__Exercise aim__:
Your task is to transcribe all of the records exactly and leave out the pictures.

[start of Data to process]

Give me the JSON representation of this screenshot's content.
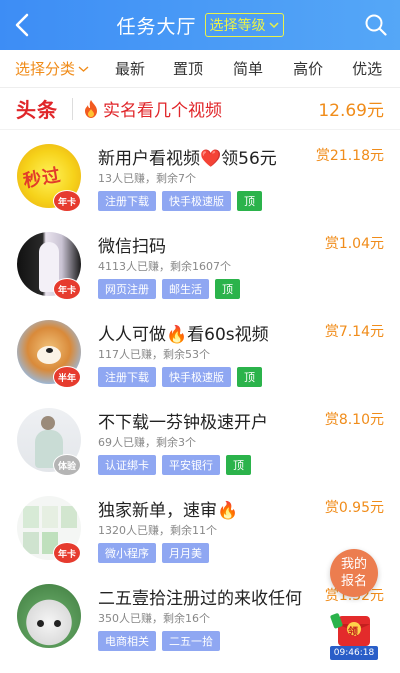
{
  "header": {
    "title": "任务大厅",
    "level_label": "选择等级"
  },
  "filters": [
    "选择分类",
    "最新",
    "置顶",
    "简单",
    "高价",
    "优选"
  ],
  "headline": {
    "logo": "头条",
    "text": "实名看几个视频",
    "amount": "12.69元"
  },
  "tasks": [
    {
      "name": "新用户看视频❤️领56元",
      "reward": "赏21.18元",
      "meta": "13人已赚，剩余7个",
      "badge": "年卡",
      "avatar_text": "秒过",
      "tags": [
        "注册下载",
        "快手极速版",
        "顶"
      ]
    },
    {
      "name": "微信扫码",
      "reward": "赏1.04元",
      "meta": "4113人已赚，剩余1607个",
      "badge": "年卡",
      "tags": [
        "网页注册",
        "邮生活",
        "顶"
      ]
    },
    {
      "name": "人人可做🔥看60s视频",
      "reward": "赏7.14元",
      "meta": "117人已赚，剩余53个",
      "badge": "半年",
      "tags": [
        "注册下载",
        "快手极速版",
        "顶"
      ]
    },
    {
      "name": "不下载一芬钟极速开户",
      "reward": "赏8.10元",
      "meta": "69人已赚，剩余3个",
      "badge": "体验",
      "tags": [
        "认证绑卡",
        "平安银行",
        "顶"
      ]
    },
    {
      "name": "独家新单，速审🔥",
      "reward": "赏0.95元",
      "meta": "1320人已赚，剩余11个",
      "badge": "年卡",
      "tags": [
        "微小程序",
        "月月美"
      ]
    },
    {
      "name": "二五壹拾注册过的来收任何",
      "reward": "赏1.32元",
      "meta": "350人已赚，剩余16个",
      "tags": [
        "电商相关",
        "二五一拾"
      ]
    }
  ],
  "float_button": "我的报名",
  "redpack": {
    "label": "领",
    "time": "09:46:18"
  },
  "colors": {
    "header": "#3d8df5",
    "accent": "#f08c1a",
    "headline": "#e0262a",
    "tag": "#8fa7f2",
    "top_tag": "#2bb34b"
  }
}
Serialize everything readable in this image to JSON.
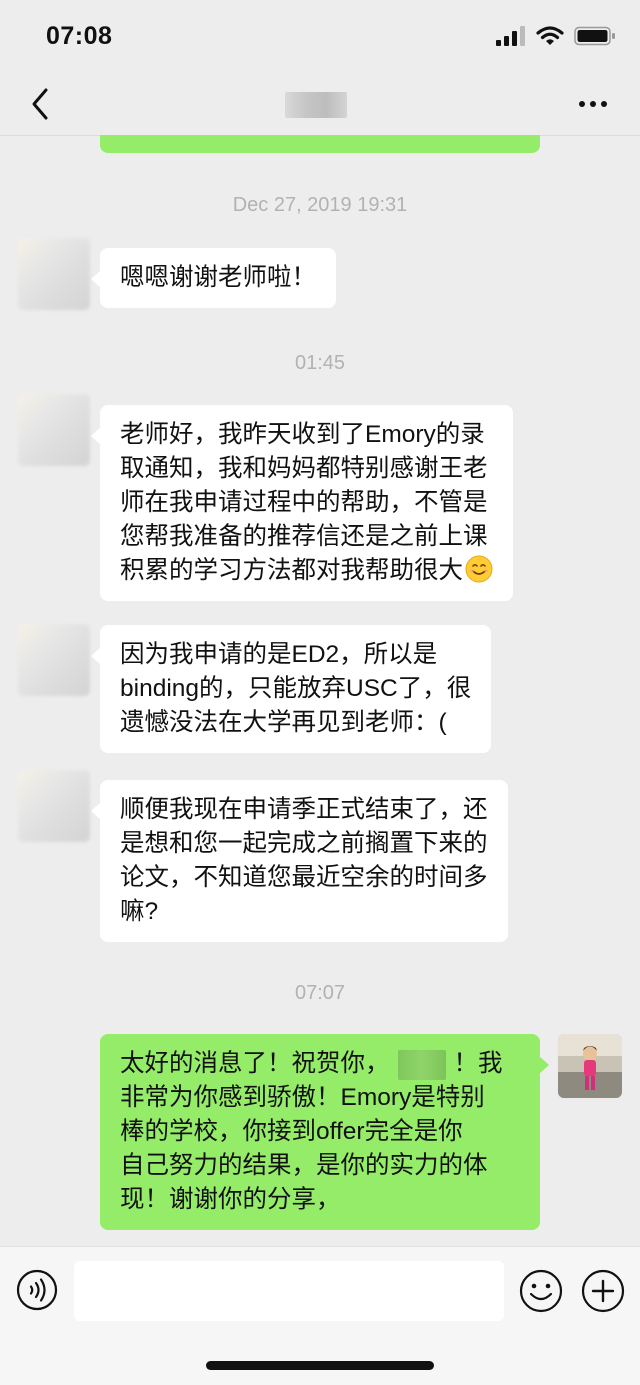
{
  "status_bar": {
    "time": "07:08"
  },
  "header": {
    "back_icon": "chevron-left-icon",
    "more_icon": "more-horizontal-icon"
  },
  "timestamps": [
    "Dec 27, 2019 19:31",
    "01:45",
    "07:07"
  ],
  "messages": [
    {
      "side": "incoming",
      "lines": [
        "嗯嗯谢谢老师啦！"
      ]
    },
    {
      "side": "incoming",
      "lines": [
        "老师好，我昨天收到了Emory的录",
        "取通知，我和妈妈都特别感谢王老",
        "师在我申请过程中的帮助，不管是",
        "您帮我准备的推荐信还是之前上课",
        "积累的学习方法都对我帮助很大"
      ],
      "trailing_icon": "smiling-face-emoji"
    },
    {
      "side": "incoming",
      "lines": [
        "因为我申请的是ED2，所以是",
        "binding的，只能放弃USC了，很",
        "遗憾没法在大学再见到老师：("
      ]
    },
    {
      "side": "incoming",
      "lines": [
        "顺便我现在申请季正式结束了，还",
        "是想和您一起完成之前搁置下来的",
        "论文，不知道您最近空余的时间多",
        "嘛?"
      ]
    },
    {
      "side": "outgoing",
      "line1_before": "太好的消息了！祝贺你，",
      "line1_after": "！我",
      "lines": [
        "非常为你感到骄傲！Emory是特别",
        "棒的学校，你接到offer完全是你",
        "自己努力的结果，是你的实力的体",
        "现！谢谢你的分享，"
      ]
    }
  ],
  "input_bar": {
    "input_value": "",
    "voice_icon": "voice-icon",
    "emoji_icon": "emoji-icon",
    "plus_icon": "plus-circle-icon"
  },
  "colors": {
    "background": "#ededed",
    "outgoing_bubble": "#95ec69",
    "incoming_bubble": "#ffffff",
    "timestamp_text": "#b2b2b2"
  }
}
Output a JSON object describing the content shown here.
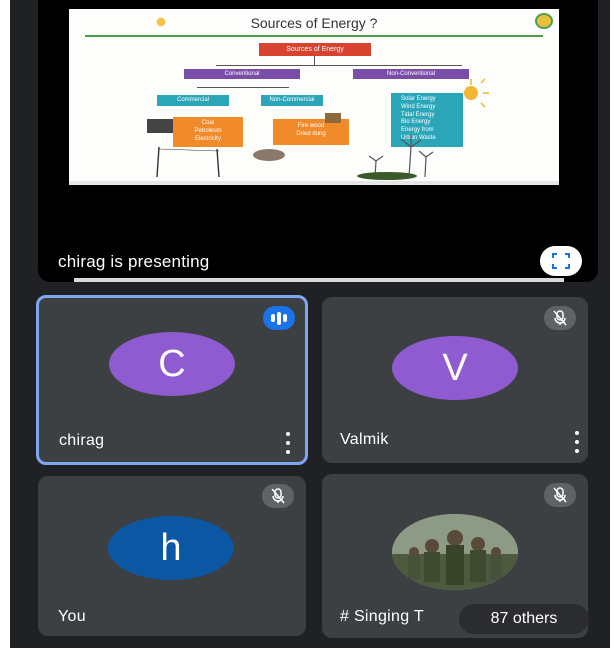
{
  "presentation": {
    "presenter_text": "chirag is presenting",
    "fullscreen_icon": "fullscreen-icon",
    "slide": {
      "title": "Sources of Energy ?",
      "root": "Sources of Energy",
      "conventional": "Conventional",
      "non_conventional": "Non-Conventional",
      "commercial": "Commercial",
      "non_commercial": "Non-Commercial",
      "commercial_items": [
        "Coal",
        "Petroleum",
        "Electricity"
      ],
      "non_commercial_items": [
        "Fire wood",
        "Dried dung"
      ],
      "non_conventional_items": [
        "Solar Energy",
        "Wind Energy",
        "Tidal Energy",
        "Bio Energy",
        "Energy from",
        "Urban Waste"
      ]
    }
  },
  "participants": [
    {
      "name": "chirag",
      "initial": "C",
      "avatar_color": "#8f5bd0",
      "state": "speaking",
      "active": true
    },
    {
      "name": "Valmik",
      "initial": "V",
      "avatar_color": "#8f5bd0",
      "state": "muted"
    },
    {
      "name": "You",
      "initial": "h",
      "avatar_color": "#0b57a4",
      "state": "muted"
    },
    {
      "name": "# Singing T",
      "state": "muted",
      "avatar": "photo"
    }
  ],
  "others_pill": "87 others",
  "colors": {
    "background": "#202124",
    "tile": "#3c4043",
    "active_border": "#7fa7ef",
    "speaking": "#1a73e8"
  }
}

[end of Data to process]

__Reply to the task__:
Give me the JSON representation of this screenshot's content.
{
  "header": {
    "title": "任务大厅",
    "level_label": "选择等级"
  },
  "filters": [
    "选择分类",
    "最新",
    "置顶",
    "简单",
    "高价",
    "优选"
  ],
  "headline": {
    "logo": "头条",
    "text": "实名看几个视频",
    "amount": "12.69元"
  },
  "tasks": [
    {
      "name": "新用户看视频❤️领56元",
      "reward": "赏21.18元",
      "meta": "13人已赚，剩余7个",
      "badge": "年卡",
      "avatar_text": "秒过",
      "tags": [
        "注册下载",
        "快手极速版",
        "顶"
      ]
    },
    {
      "name": "微信扫码",
      "reward": "赏1.04元",
      "meta": "4113人已赚，剩余1607个",
      "badge": "年卡",
      "tags": [
        "网页注册",
        "邮生活",
        "顶"
      ]
    },
    {
      "name": "人人可做🔥看60s视频",
      "reward": "赏7.14元",
      "meta": "117人已赚，剩余53个",
      "badge": "半年",
      "tags": [
        "注册下载",
        "快手极速版",
        "顶"
      ]
    },
    {
      "name": "不下载一芬钟极速开户",
      "reward": "赏8.10元",
      "meta": "69人已赚，剩余3个",
      "badge": "体验",
      "tags": [
        "认证绑卡",
        "平安银行",
        "顶"
      ]
    },
    {
      "name": "独家新单，速审🔥",
      "reward": "赏0.95元",
      "meta": "1320人已赚，剩余11个",
      "badge": "年卡",
      "tags": [
        "微小程序",
        "月月美"
      ]
    },
    {
      "name": "二五壹拾注册过的来收任何",
      "reward": "赏1.32元",
      "meta": "350人已赚，剩余16个",
      "tags": [
        "电商相关",
        "二五一拾"
      ]
    }
  ],
  "float_button": "我的报名",
  "redpack": {
    "label": "领",
    "time": "09:46:18"
  },
  "colors": {
    "header": "#3d8df5",
    "accent": "#f08c1a",
    "headline": "#e0262a",
    "tag": "#8fa7f2",
    "top_tag": "#2bb34b"
  }
}
Serialize everything readable in this image to JSON.
{
  "status_bar": {
    "time": "07:08"
  },
  "header": {
    "back_icon": "chevron-left-icon",
    "more_icon": "more-horizontal-icon"
  },
  "timestamps": [
    "Dec 27, 2019 19:31",
    "01:45",
    "07:07"
  ],
  "messages": [
    {
      "side": "incoming",
      "lines": [
        "嗯嗯谢谢老师啦！"
      ]
    },
    {
      "side": "incoming",
      "lines": [
        "老师好，我昨天收到了Emory的录",
        "取通知，我和妈妈都特别感谢王老",
        "师在我申请过程中的帮助，不管是",
        "您帮我准备的推荐信还是之前上课",
        "积累的学习方法都对我帮助很大"
      ],
      "trailing_icon": "smiling-face-emoji"
    },
    {
      "side": "incoming",
      "lines": [
        "因为我申请的是ED2，所以是",
        "binding的，只能放弃USC了，很",
        "遗憾没法在大学再见到老师：("
      ]
    },
    {
      "side": "incoming",
      "lines": [
        "顺便我现在申请季正式结束了，还",
        "是想和您一起完成之前搁置下来的",
        "论文，不知道您最近空余的时间多",
        "嘛?"
      ]
    },
    {
      "side": "outgoing",
      "line1_before": "太好的消息了！祝贺你，",
      "line1_after": "！我",
      "lines": [
        "非常为你感到骄傲！Emory是特别",
        "棒的学校，你接到offer完全是你",
        "自己努力的结果，是你的实力的体",
        "现！谢谢你的分享，"
      ]
    }
  ],
  "input_bar": {
    "input_value": "",
    "voice_icon": "voice-icon",
    "emoji_icon": "emoji-icon",
    "plus_icon": "plus-circle-icon"
  },
  "colors": {
    "background": "#ededed",
    "outgoing_bubble": "#95ec69",
    "incoming_bubble": "#ffffff",
    "timestamp_text": "#b2b2b2"
  }
}
Output a JSON object describing the content shown here.
{
  "presentation": {
    "presenter_text": "chirag is presenting",
    "fullscreen_icon": "fullscreen-icon",
    "slide": {
      "title": "Sources of Energy ?",
      "root": "Sources of Energy",
      "conventional": "Conventional",
      "non_conventional": "Non-Conventional",
      "commercial": "Commercial",
      "non_commercial": "Non-Commercial",
      "commercial_items": [
        "Coal",
        "Petroleum",
        "Electricity"
      ],
      "non_commercial_items": [
        "Fire wood",
        "Dried dung"
      ],
      "non_conventional_items": [
        "Solar Energy",
        "Wind Energy",
        "Tidal Energy",
        "Bio Energy",
        "Energy from",
        "Urban Waste"
      ]
    }
  },
  "participants": [
    {
      "name": "chirag",
      "initial": "C",
      "avatar_color": "#8f5bd0",
      "state": "speaking",
      "active": true
    },
    {
      "name": "Valmik",
      "initial": "V",
      "avatar_color": "#8f5bd0",
      "state": "muted"
    },
    {
      "name": "You",
      "initial": "h",
      "avatar_color": "#0b57a4",
      "state": "muted"
    },
    {
      "name": "# Singing T",
      "state": "muted",
      "avatar": "photo"
    }
  ],
  "others_pill": "87 others",
  "colors": {
    "background": "#202124",
    "tile": "#3c4043",
    "active_border": "#7fa7ef",
    "speaking": "#1a73e8"
  }
}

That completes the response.